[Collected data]
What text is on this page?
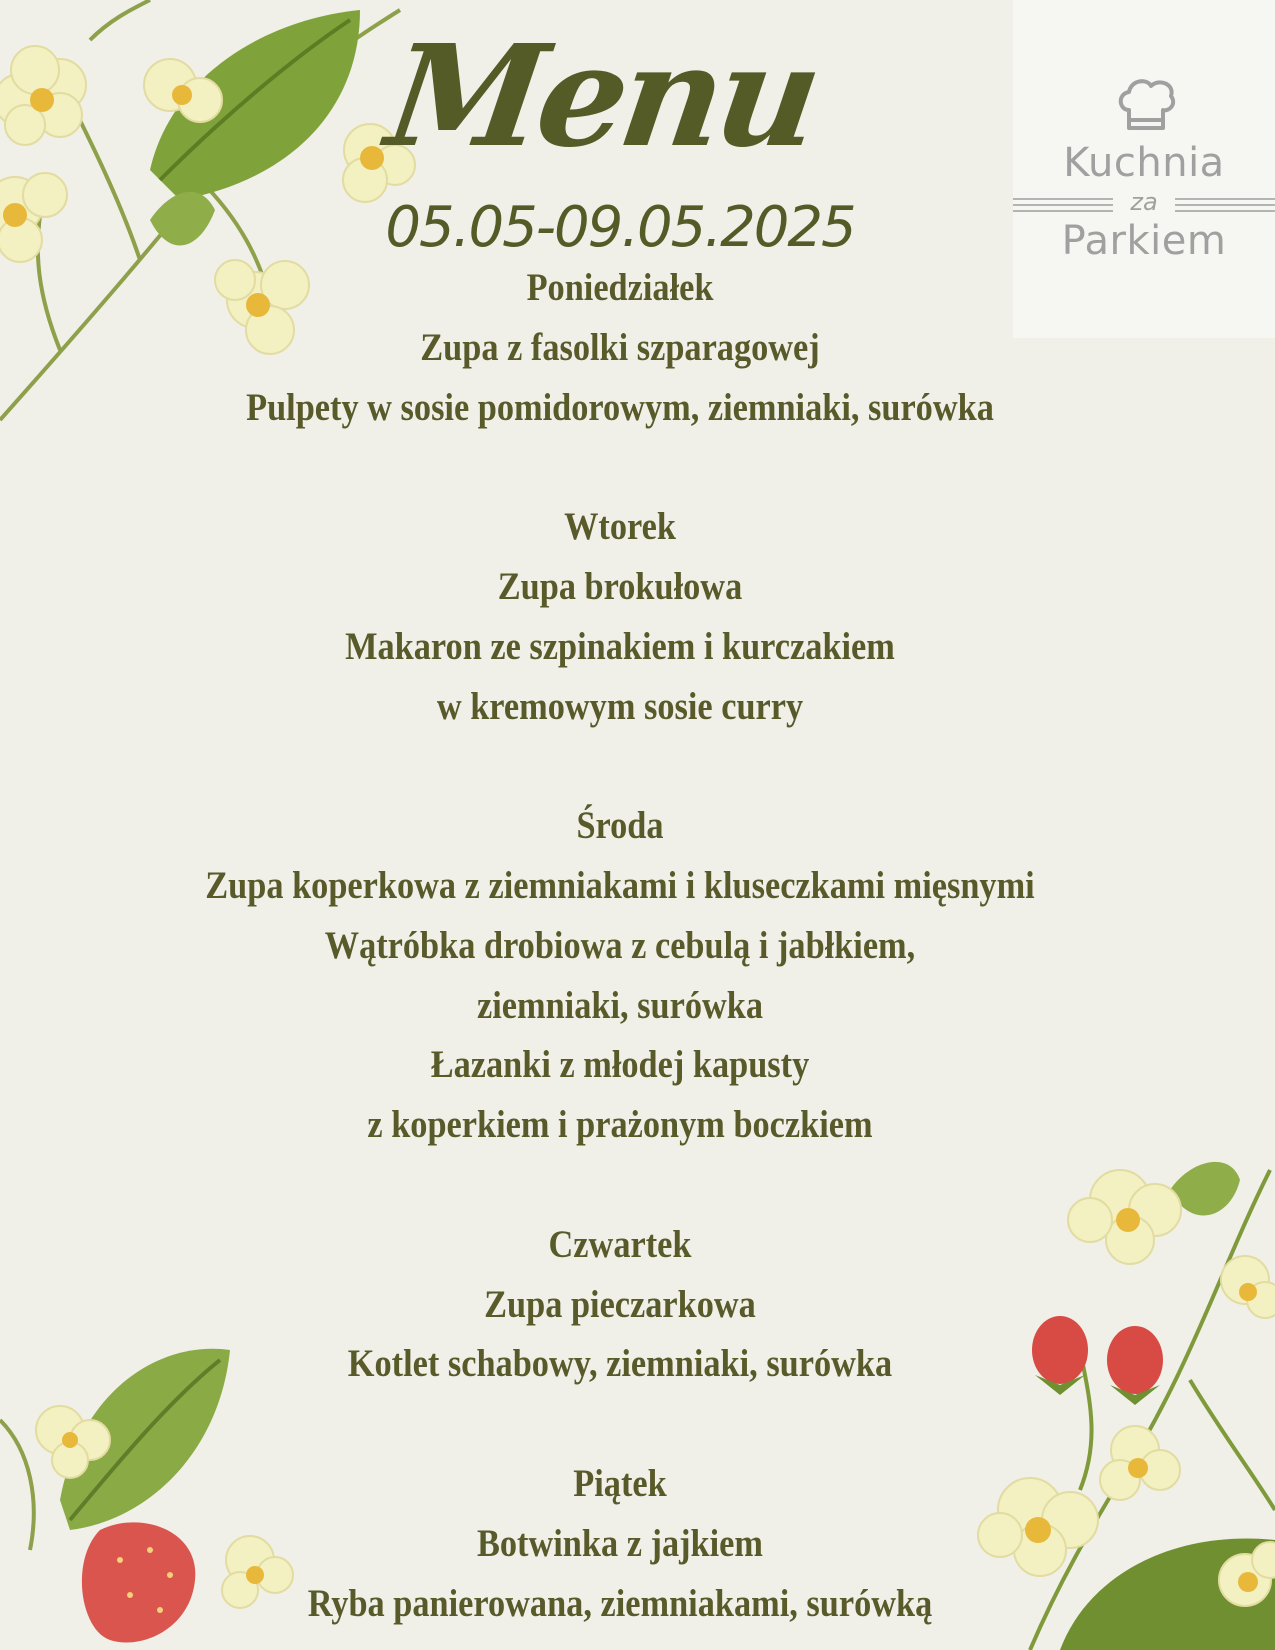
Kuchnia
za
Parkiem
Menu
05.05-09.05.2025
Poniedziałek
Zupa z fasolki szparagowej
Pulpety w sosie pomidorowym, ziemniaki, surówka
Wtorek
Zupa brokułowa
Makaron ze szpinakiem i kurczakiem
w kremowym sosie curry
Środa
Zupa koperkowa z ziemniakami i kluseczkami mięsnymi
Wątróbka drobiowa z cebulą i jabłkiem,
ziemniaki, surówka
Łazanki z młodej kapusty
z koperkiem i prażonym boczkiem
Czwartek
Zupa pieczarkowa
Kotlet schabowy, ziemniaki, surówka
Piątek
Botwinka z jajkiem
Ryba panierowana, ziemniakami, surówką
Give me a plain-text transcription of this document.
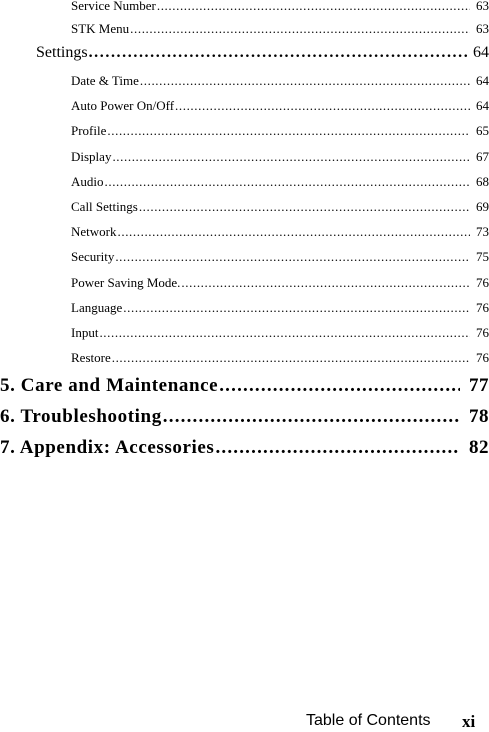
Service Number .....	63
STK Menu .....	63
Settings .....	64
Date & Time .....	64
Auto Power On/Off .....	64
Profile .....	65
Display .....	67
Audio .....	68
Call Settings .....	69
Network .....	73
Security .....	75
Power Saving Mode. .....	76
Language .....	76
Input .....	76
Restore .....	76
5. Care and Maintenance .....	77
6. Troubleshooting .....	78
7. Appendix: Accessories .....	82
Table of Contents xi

* * *

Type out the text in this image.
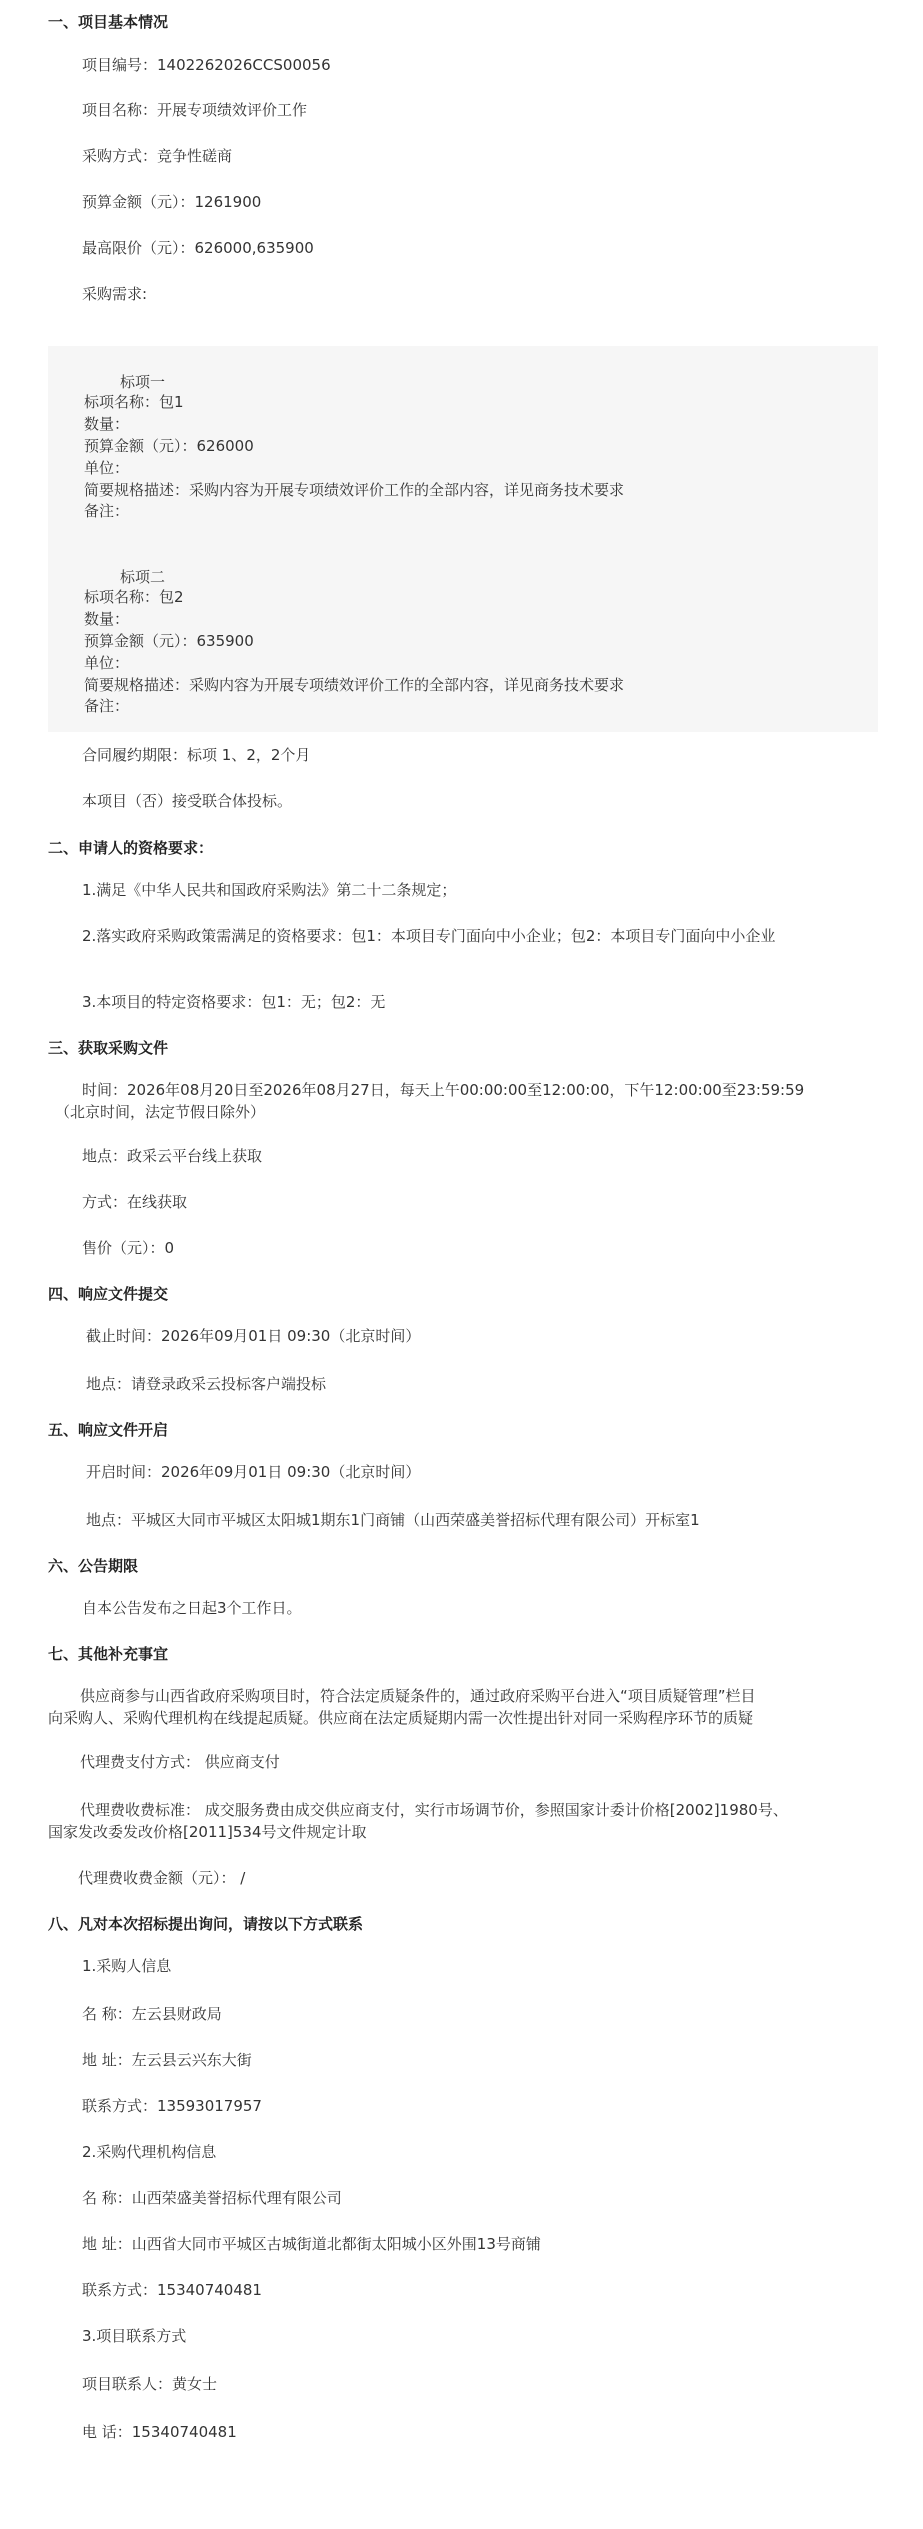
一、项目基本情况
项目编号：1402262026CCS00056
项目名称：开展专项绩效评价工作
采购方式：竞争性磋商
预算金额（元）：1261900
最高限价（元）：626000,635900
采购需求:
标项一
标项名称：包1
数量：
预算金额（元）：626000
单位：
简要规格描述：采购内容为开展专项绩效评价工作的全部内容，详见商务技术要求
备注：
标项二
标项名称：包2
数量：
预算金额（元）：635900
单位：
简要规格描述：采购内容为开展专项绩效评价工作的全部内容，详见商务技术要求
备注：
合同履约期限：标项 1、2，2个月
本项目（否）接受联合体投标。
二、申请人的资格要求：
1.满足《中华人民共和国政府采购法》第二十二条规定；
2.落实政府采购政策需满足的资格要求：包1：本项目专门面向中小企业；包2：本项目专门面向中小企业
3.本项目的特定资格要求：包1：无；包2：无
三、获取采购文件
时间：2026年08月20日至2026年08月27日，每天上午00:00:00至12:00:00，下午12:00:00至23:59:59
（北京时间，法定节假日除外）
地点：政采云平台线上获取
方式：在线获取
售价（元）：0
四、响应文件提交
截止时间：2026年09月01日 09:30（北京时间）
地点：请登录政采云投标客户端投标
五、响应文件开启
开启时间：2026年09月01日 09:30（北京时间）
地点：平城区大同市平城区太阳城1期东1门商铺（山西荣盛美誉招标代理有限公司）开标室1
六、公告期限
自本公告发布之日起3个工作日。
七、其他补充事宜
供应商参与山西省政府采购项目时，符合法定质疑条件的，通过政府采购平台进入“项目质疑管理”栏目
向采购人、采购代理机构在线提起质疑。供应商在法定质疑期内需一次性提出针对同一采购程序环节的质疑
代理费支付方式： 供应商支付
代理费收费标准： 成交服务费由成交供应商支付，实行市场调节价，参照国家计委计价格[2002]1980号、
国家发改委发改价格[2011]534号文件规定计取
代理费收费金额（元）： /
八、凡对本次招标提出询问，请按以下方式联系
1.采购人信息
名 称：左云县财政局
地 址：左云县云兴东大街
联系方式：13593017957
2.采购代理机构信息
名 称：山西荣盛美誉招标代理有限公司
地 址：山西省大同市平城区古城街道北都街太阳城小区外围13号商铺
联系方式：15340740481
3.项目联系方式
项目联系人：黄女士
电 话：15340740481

**JOB**.
Count up the lines in the listing that hold the word "surówka", and give that number only.

**ANSWER FOR THIS EXERCISE**.
3